DATA SUPPLIED:
....

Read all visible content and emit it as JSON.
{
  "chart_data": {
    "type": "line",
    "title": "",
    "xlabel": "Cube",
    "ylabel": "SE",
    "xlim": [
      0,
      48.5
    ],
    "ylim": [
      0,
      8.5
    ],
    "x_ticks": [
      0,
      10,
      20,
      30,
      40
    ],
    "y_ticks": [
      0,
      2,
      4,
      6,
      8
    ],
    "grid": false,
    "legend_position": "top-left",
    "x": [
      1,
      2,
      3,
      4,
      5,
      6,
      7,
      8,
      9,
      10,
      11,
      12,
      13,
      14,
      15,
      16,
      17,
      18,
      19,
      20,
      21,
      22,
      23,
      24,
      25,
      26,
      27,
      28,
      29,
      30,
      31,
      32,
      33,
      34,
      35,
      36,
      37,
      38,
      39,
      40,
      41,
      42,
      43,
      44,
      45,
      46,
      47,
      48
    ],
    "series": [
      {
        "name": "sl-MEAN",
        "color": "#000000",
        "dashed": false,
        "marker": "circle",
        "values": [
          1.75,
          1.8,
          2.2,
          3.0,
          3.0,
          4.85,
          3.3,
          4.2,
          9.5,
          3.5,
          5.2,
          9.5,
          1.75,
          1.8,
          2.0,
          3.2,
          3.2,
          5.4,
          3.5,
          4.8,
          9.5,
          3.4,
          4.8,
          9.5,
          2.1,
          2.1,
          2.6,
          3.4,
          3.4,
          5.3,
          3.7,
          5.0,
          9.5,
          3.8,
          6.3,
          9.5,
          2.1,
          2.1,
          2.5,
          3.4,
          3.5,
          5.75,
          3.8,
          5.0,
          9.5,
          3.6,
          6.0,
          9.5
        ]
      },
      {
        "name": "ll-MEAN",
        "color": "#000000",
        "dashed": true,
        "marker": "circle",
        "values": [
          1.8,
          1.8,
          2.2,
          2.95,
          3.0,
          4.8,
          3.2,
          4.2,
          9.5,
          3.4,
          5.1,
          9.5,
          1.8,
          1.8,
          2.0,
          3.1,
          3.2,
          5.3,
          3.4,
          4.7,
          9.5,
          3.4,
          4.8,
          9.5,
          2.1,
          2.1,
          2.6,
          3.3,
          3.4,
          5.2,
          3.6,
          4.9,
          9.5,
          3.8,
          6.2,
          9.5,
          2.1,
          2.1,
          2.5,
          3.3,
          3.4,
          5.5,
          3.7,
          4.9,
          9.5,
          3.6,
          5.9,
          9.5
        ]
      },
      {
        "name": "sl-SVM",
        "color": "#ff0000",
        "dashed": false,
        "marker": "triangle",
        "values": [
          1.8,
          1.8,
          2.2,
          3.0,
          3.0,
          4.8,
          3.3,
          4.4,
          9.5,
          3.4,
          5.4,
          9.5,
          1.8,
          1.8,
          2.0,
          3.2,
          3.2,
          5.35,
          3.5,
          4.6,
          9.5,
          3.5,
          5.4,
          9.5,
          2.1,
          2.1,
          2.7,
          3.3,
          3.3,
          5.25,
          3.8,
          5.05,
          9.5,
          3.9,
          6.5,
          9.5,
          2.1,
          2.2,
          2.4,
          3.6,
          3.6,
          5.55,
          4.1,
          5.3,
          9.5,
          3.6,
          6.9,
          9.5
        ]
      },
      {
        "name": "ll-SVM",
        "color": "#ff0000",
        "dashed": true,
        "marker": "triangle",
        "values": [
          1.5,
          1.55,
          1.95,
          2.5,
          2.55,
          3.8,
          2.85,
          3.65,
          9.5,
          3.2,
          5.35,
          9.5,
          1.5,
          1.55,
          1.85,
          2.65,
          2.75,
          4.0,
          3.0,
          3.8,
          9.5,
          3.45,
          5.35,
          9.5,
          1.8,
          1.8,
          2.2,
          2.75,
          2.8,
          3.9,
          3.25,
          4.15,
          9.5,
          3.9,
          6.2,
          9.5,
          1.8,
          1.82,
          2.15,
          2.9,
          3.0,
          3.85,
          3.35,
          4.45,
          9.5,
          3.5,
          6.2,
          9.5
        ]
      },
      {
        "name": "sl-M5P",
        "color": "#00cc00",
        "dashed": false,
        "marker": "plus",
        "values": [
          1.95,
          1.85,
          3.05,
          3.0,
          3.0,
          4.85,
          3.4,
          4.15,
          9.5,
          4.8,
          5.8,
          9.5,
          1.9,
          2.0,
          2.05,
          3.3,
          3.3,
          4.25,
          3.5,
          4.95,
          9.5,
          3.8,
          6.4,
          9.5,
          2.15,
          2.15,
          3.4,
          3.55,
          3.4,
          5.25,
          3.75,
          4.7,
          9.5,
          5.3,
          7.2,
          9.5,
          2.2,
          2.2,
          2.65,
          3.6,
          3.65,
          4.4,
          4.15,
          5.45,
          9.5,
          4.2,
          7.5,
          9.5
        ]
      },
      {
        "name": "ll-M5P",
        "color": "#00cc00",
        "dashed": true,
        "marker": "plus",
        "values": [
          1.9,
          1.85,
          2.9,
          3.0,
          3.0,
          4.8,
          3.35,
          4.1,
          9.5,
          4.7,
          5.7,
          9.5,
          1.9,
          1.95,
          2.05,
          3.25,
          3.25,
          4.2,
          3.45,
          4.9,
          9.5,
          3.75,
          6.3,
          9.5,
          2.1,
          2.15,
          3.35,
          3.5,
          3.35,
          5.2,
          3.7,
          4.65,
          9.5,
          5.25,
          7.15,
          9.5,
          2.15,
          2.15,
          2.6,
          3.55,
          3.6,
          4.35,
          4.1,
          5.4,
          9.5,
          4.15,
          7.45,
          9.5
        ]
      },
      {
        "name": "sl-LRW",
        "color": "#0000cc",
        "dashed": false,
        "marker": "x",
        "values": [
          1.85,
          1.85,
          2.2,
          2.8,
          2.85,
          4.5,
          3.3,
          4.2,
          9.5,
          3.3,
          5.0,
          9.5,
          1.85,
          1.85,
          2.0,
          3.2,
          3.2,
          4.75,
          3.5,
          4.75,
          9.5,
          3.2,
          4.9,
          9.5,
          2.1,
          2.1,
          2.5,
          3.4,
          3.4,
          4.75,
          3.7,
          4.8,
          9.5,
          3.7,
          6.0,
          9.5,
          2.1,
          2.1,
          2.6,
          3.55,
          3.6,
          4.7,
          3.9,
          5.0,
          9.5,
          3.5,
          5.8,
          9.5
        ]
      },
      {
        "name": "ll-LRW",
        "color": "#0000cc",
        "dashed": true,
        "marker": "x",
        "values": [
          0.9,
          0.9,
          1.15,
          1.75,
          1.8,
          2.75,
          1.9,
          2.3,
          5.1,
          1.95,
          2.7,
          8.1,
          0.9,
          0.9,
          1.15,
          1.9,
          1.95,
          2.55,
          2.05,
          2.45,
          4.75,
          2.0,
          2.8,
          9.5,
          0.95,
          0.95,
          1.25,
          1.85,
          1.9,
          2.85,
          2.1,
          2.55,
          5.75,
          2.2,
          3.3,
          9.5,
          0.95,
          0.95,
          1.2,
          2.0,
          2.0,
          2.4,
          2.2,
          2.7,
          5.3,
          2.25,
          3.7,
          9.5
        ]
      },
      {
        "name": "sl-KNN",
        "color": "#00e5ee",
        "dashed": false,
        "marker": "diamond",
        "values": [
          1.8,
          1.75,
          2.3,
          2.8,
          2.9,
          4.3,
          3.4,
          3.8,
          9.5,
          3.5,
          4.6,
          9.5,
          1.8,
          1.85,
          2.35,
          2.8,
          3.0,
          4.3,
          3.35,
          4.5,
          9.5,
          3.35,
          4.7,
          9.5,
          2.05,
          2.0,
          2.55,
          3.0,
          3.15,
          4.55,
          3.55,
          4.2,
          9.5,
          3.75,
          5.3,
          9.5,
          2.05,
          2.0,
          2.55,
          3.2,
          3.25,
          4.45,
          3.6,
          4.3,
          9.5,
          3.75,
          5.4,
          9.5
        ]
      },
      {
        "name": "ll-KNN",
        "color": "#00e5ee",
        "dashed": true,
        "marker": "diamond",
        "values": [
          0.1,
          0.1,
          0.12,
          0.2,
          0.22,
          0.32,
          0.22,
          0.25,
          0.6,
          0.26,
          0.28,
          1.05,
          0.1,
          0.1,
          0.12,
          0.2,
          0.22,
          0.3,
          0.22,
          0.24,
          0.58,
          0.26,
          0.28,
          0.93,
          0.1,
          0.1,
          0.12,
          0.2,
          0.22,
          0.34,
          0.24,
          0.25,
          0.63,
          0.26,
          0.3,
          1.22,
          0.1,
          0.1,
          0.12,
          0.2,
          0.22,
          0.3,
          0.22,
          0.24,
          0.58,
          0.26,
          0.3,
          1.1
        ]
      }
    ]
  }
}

....

Pull out each line of the listing that holds the string "name".

SOLUTION BELOW:
        "name": "sl-MEAN",
        "name": "ll-MEAN",
        "name": "sl-SVM",
        "name": "ll-SVM",
        "name": "sl-M5P",
        "name": "ll-M5P",
        "name": "sl-LRW",
        "name": "ll-LRW",
        "name": "sl-KNN",
        "name": "ll-KNN",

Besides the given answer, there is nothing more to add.